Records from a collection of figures
· · · · ·

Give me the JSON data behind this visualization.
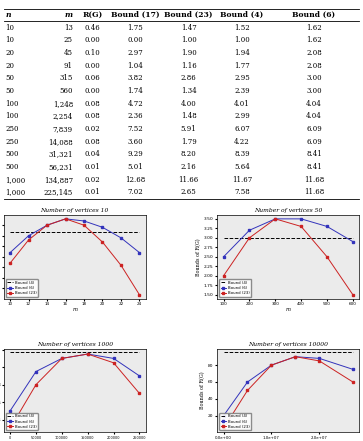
{
  "table_headers": [
    "n",
    "m",
    "R(G)",
    "Bound (17)",
    "Bound (23)",
    "Bound (4)",
    "Bound (6)"
  ],
  "table_rows": [
    [
      "10",
      "13",
      "0.46",
      "1.75",
      "1.47",
      "1.52",
      "1.62"
    ],
    [
      "10",
      "25",
      "0.00",
      "0.00",
      "1.00",
      "1.00",
      "1.62"
    ],
    [
      "20",
      "45",
      "0.10",
      "2.97",
      "1.90",
      "1.94",
      "2.08"
    ],
    [
      "20",
      "91",
      "0.00",
      "1.04",
      "1.16",
      "1.77",
      "2.08"
    ],
    [
      "50",
      "315",
      "0.06",
      "3.82",
      "2.86",
      "2.95",
      "3.00"
    ],
    [
      "50",
      "560",
      "0.00",
      "1.74",
      "1.34",
      "2.39",
      "3.00"
    ],
    [
      "100",
      "1,248",
      "0.08",
      "4.72",
      "4.00",
      "4.01",
      "4.04"
    ],
    [
      "100",
      "2,254",
      "0.08",
      "2.36",
      "1.48",
      "2.99",
      "4.04"
    ],
    [
      "250",
      "7,839",
      "0.02",
      "7.52",
      "5.91",
      "6.07",
      "6.09"
    ],
    [
      "250",
      "14,088",
      "0.08",
      "3.60",
      "1.79",
      "4.22",
      "6.09"
    ],
    [
      "500",
      "31,321",
      "0.04",
      "9.29",
      "8.20",
      "8.39",
      "8.41"
    ],
    [
      "500",
      "56,231",
      "0.01",
      "5.01",
      "2.16",
      "5.64",
      "8.41"
    ],
    [
      "1,000",
      "134,887",
      "0.02",
      "12.68",
      "11.66",
      "11.67",
      "11.68"
    ],
    [
      "1,000",
      "225,145",
      "0.01",
      "7.02",
      "2.65",
      "7.58",
      "11.68"
    ]
  ],
  "subplot_titles": [
    "Number of vertices 10",
    "Number of vertices 50",
    "Number of vertices 1000",
    "Number of vertices 10000"
  ],
  "subplot1_x": [
    10,
    12,
    14,
    16,
    18,
    20,
    22,
    24
  ],
  "subplot1_bound4": [
    1.52,
    1.6,
    1.65,
    1.68,
    1.67,
    1.64,
    1.59,
    1.52
  ],
  "subplot1_bound6": [
    1.62,
    1.62,
    1.62,
    1.62,
    1.62,
    1.62,
    1.62,
    1.62
  ],
  "subplot1_bound23": [
    1.47,
    1.58,
    1.65,
    1.68,
    1.65,
    1.57,
    1.46,
    1.32
  ],
  "subplot2_x": [
    100,
    200,
    300,
    400,
    500,
    600
  ],
  "subplot2_bound4": [
    2.5,
    3.2,
    3.5,
    3.5,
    3.3,
    2.9
  ],
  "subplot2_bound6": [
    3.0,
    3.0,
    3.0,
    3.0,
    3.0,
    3.0
  ],
  "subplot2_bound23": [
    2.0,
    3.0,
    3.5,
    3.3,
    2.5,
    1.5
  ],
  "subplot3_x": [
    0,
    50000,
    100000,
    150000,
    200000,
    250000
  ],
  "subplot3_bound4": [
    5.0,
    9.5,
    11.0,
    11.5,
    11.0,
    9.0
  ],
  "subplot3_bound6": [
    11.68,
    11.68,
    11.68,
    11.68,
    11.68,
    11.68
  ],
  "subplot3_bound23": [
    3.0,
    8.0,
    11.0,
    11.5,
    10.5,
    7.0
  ],
  "subplot4_x": [
    0.0,
    5000000,
    10000000,
    15000000,
    20000000,
    27000000
  ],
  "subplot4_bound4": [
    20,
    60,
    80,
    90,
    88,
    75
  ],
  "subplot4_bound6": [
    95,
    95,
    95,
    95,
    95,
    95
  ],
  "subplot4_bound23": [
    5,
    50,
    80,
    90,
    85,
    60
  ]
}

· · · · ·

--- Your instructions ---
Tally the lines in this data that hold the word "vertices" and state only the count.

--- Solution for this exercise ---
4